Every record must be repeated exactly, with no omission.

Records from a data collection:
++++++++

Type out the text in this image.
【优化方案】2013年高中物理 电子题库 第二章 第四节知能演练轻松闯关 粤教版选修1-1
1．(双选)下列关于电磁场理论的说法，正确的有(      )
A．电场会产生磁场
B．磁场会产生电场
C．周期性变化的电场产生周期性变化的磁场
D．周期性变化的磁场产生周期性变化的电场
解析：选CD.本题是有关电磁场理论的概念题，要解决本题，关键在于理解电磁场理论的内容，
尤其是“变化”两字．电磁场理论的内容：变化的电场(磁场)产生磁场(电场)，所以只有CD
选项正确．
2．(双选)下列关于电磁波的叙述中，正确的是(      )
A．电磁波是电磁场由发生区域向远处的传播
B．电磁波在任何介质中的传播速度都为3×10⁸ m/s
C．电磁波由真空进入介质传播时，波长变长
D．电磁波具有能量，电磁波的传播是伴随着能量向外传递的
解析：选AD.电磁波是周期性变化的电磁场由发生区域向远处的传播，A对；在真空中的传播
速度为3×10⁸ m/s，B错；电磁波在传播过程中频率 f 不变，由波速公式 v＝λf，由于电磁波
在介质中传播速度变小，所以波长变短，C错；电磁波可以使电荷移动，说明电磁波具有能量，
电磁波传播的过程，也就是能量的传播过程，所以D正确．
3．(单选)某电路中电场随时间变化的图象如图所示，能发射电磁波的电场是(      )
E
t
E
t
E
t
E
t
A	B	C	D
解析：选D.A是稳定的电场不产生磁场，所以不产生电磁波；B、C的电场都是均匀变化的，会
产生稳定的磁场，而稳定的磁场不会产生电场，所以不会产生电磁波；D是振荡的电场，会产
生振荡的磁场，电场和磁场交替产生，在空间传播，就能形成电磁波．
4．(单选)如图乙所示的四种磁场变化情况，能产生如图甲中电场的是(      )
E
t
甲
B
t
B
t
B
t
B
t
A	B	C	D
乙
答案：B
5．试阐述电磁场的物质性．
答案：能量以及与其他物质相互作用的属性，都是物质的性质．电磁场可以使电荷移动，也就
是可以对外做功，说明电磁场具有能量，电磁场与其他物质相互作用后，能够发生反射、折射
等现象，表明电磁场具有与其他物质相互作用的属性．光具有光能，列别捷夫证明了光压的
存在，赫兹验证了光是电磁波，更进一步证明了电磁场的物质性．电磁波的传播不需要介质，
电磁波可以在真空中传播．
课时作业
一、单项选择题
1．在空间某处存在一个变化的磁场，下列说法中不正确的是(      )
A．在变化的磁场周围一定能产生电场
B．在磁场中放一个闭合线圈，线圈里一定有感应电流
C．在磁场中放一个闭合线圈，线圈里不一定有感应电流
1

++++++++

» **SOLUTION**
Type out the text in this image.
【优化方案】2013年高中物理 电子题库 第二章 第四节知能演练轻松闯关 粤教版选修1-1
1．(双选)下列关于电磁场理论的说法，正确的有(      )
A．电场会产生磁场
B．磁场会产生电场
C．周期性变化的电场产生周期性变化的磁场
D．周期性变化的磁场产生周期性变化的电场
解析：选CD.本题是有关电磁场理论的概念题，要解决本题，关键在于理解电磁场理论的内容，
尤其是“变化”两字．电磁场理论的内容：变化的电场(磁场)产生磁场(电场)，所以只有CD
选项正确．
2．(双选)下列关于电磁波的叙述中，正确的是(      )
A．电磁波是电磁场由发生区域向远处的传播
B．电磁波在任何介质中的传播速度都为3×10⁸ m/s
C．电磁波由真空进入介质传播时，波长变长
D．电磁波具有能量，电磁波的传播是伴随着能量向外传递的
解析：选AD.电磁波是周期性变化的电磁场由发生区域向远处的传播，A对；在真空中的传播
速度为3×10⁸ m/s，B错；电磁波在传播过程中频率 f 不变，由波速公式 v＝λf，由于电磁波
在介质中传播速度变小，所以波长变短，C错；电磁波可以使电荷移动，说明电磁波具有能量，
电磁波传播的过程，也就是能量的传播过程，所以D正确．
3．(单选)某电路中电场随时间变化的图象如图所示，能发射电磁波的电场是(      )
E
t
E
t
E
t
E
t
A	B	C	D
解析：选D.A是稳定的电场不产生磁场，所以不产生电磁波；B、C的电场都是均匀变化的，会
产生稳定的磁场，而稳定的磁场不会产生电场，所以不会产生电磁波；D是振荡的电场，会产
生振荡的磁场，电场和磁场交替产生，在空间传播，就能形成电磁波．
4．(单选)如图乙所示的四种磁场变化情况，能产生如图甲中电场的是(      )
E
t
甲
B
t
B
t
B
t
B
t
A	B	C	D
乙
答案：B
5．试阐述电磁场的物质性．
答案：能量以及与其他物质相互作用的属性，都是物质的性质．电磁场可以使电荷移动，也就
是可以对外做功，说明电磁场具有能量，电磁场与其他物质相互作用后，能够发生反射、折射
等现象，表明电磁场具有与其他物质相互作用的属性．光具有光能，列别捷夫证明了光压的
存在，赫兹验证了光是电磁波，更进一步证明了电磁场的物质性．电磁波的传播不需要介质，
电磁波可以在真空中传播．
课时作业
一、单项选择题
1．在空间某处存在一个变化的磁场，下列说法中不正确的是(      )
A．在变化的磁场周围一定能产生电场
B．在磁场中放一个闭合线圈，线圈里一定有感应电流
C．在磁场中放一个闭合线圈，线圈里不一定有感应电流
1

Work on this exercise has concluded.